Aim
The data below is to be returned in full and exactly.

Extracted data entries
□ □ □ □ □

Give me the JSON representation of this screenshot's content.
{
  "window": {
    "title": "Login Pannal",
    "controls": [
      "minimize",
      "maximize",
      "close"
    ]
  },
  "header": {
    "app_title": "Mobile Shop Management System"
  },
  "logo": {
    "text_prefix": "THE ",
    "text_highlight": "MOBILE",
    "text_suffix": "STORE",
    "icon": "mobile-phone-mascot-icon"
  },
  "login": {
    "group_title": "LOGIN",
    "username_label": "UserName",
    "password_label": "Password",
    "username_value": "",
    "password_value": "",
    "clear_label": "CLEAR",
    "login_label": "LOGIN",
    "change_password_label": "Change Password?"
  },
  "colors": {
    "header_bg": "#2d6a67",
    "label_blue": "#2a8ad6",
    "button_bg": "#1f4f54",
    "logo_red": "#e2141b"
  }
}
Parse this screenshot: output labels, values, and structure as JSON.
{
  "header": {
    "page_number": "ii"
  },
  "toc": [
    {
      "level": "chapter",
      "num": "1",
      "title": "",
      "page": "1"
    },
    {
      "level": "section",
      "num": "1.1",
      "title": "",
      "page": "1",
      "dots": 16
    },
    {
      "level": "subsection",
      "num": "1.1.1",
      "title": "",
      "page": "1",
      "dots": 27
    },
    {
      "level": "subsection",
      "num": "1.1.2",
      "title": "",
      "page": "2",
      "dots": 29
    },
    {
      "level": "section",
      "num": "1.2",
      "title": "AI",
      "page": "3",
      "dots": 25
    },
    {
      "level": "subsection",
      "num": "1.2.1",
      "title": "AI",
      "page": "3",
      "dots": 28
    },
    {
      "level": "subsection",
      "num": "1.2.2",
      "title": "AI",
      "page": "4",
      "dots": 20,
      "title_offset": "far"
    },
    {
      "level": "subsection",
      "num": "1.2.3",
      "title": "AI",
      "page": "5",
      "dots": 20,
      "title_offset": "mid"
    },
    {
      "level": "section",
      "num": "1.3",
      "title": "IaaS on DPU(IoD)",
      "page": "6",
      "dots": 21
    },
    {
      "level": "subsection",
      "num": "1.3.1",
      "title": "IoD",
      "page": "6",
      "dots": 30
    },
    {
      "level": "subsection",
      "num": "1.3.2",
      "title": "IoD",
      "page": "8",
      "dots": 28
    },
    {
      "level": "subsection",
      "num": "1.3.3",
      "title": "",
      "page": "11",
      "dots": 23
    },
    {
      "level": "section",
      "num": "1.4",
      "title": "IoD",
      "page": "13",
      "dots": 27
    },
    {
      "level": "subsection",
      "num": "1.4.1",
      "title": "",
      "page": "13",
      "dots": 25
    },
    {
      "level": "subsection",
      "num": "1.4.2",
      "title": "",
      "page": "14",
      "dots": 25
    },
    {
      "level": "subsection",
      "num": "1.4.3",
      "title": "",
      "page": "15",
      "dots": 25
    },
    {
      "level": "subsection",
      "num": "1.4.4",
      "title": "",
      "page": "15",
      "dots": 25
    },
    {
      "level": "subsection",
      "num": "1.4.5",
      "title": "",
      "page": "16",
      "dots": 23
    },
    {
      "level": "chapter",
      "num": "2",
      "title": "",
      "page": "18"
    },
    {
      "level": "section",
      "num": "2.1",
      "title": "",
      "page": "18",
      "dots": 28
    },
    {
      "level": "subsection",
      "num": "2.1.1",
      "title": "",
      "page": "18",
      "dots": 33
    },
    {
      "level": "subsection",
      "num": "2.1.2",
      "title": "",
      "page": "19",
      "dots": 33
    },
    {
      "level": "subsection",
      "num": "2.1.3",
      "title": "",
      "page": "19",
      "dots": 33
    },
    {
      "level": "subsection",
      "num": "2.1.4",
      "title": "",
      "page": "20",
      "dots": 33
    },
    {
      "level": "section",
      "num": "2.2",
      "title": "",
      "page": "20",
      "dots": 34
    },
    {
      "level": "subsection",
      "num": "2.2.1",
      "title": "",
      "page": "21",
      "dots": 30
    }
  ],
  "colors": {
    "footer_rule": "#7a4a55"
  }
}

□ □ □ □ □

Reply to the task
Give me the JSON representation of this screenshot's content.
{
  "window": {
    "title": "Login Pannal",
    "controls": [
      "minimize",
      "maximize",
      "close"
    ]
  },
  "header": {
    "app_title": "Mobile Shop Management System"
  },
  "logo": {
    "text_prefix": "THE ",
    "text_highlight": "MOBILE",
    "text_suffix": "STORE",
    "icon": "mobile-phone-mascot-icon"
  },
  "login": {
    "group_title": "LOGIN",
    "username_label": "UserName",
    "password_label": "Password",
    "username_value": "",
    "password_value": "",
    "clear_label": "CLEAR",
    "login_label": "LOGIN",
    "change_password_label": "Change Password?"
  },
  "colors": {
    "header_bg": "#2d6a67",
    "label_blue": "#2a8ad6",
    "button_bg": "#1f4f54",
    "logo_red": "#e2141b"
  }
}
Parse this screenshot: output labels, values, and structure as JSON.
{
  "header": {
    "page_number": "ii"
  },
  "toc": [
    {
      "level": "chapter",
      "num": "1",
      "title": "",
      "page": "1"
    },
    {
      "level": "section",
      "num": "1.1",
      "title": "",
      "page": "1",
      "dots": 16
    },
    {
      "level": "subsection",
      "num": "1.1.1",
      "title": "",
      "page": "1",
      "dots": 27
    },
    {
      "level": "subsection",
      "num": "1.1.2",
      "title": "",
      "page": "2",
      "dots": 29
    },
    {
      "level": "section",
      "num": "1.2",
      "title": "AI",
      "page": "3",
      "dots": 25
    },
    {
      "level": "subsection",
      "num": "1.2.1",
      "title": "AI",
      "page": "3",
      "dots": 28
    },
    {
      "level": "subsection",
      "num": "1.2.2",
      "title": "AI",
      "page": "4",
      "dots": 20,
      "title_offset": "far"
    },
    {
      "level": "subsection",
      "num": "1.2.3",
      "title": "AI",
      "page": "5",
      "dots": 20,
      "title_offset": "mid"
    },
    {
      "level": "section",
      "num": "1.3",
      "title": "IaaS on DPU(IoD)",
      "page": "6",
      "dots": 21
    },
    {
      "level": "subsection",
      "num": "1.3.1",
      "title": "IoD",
      "page": "6",
      "dots": 30
    },
    {
      "level": "subsection",
      "num": "1.3.2",
      "title": "IoD",
      "page": "8",
      "dots": 28
    },
    {
      "level": "subsection",
      "num": "1.3.3",
      "title": "",
      "page": "11",
      "dots": 23
    },
    {
      "level": "section",
      "num": "1.4",
      "title": "IoD",
      "page": "13",
      "dots": 27
    },
    {
      "level": "subsection",
      "num": "1.4.1",
      "title": "",
      "page": "13",
      "dots": 25
    },
    {
      "level": "subsection",
      "num": "1.4.2",
      "title": "",
      "page": "14",
      "dots": 25
    },
    {
      "level": "subsection",
      "num": "1.4.3",
      "title": "",
      "page": "15",
      "dots": 25
    },
    {
      "level": "subsection",
      "num": "1.4.4",
      "title": "",
      "page": "15",
      "dots": 25
    },
    {
      "level": "subsection",
      "num": "1.4.5",
      "title": "",
      "page": "16",
      "dots": 23
    },
    {
      "level": "chapter",
      "num": "2",
      "title": "",
      "page": "18"
    },
    {
      "level": "section",
      "num": "2.1",
      "title": "",
      "page": "18",
      "dots": 28
    },
    {
      "level": "subsection",
      "num": "2.1.1",
      "title": "",
      "page": "18",
      "dots": 33
    },
    {
      "level": "subsection",
      "num": "2.1.2",
      "title": "",
      "page": "19",
      "dots": 33
    },
    {
      "level": "subsection",
      "num": "2.1.3",
      "title": "",
      "page": "19",
      "dots": 33
    },
    {
      "level": "subsection",
      "num": "2.1.4",
      "title": "",
      "page": "20",
      "dots": 33
    },
    {
      "level": "section",
      "num": "2.2",
      "title": "",
      "page": "20",
      "dots": 34
    },
    {
      "level": "subsection",
      "num": "2.2.1",
      "title": "",
      "page": "21",
      "dots": 30
    }
  ],
  "colors": {
    "footer_rule": "#7a4a55"
  }
}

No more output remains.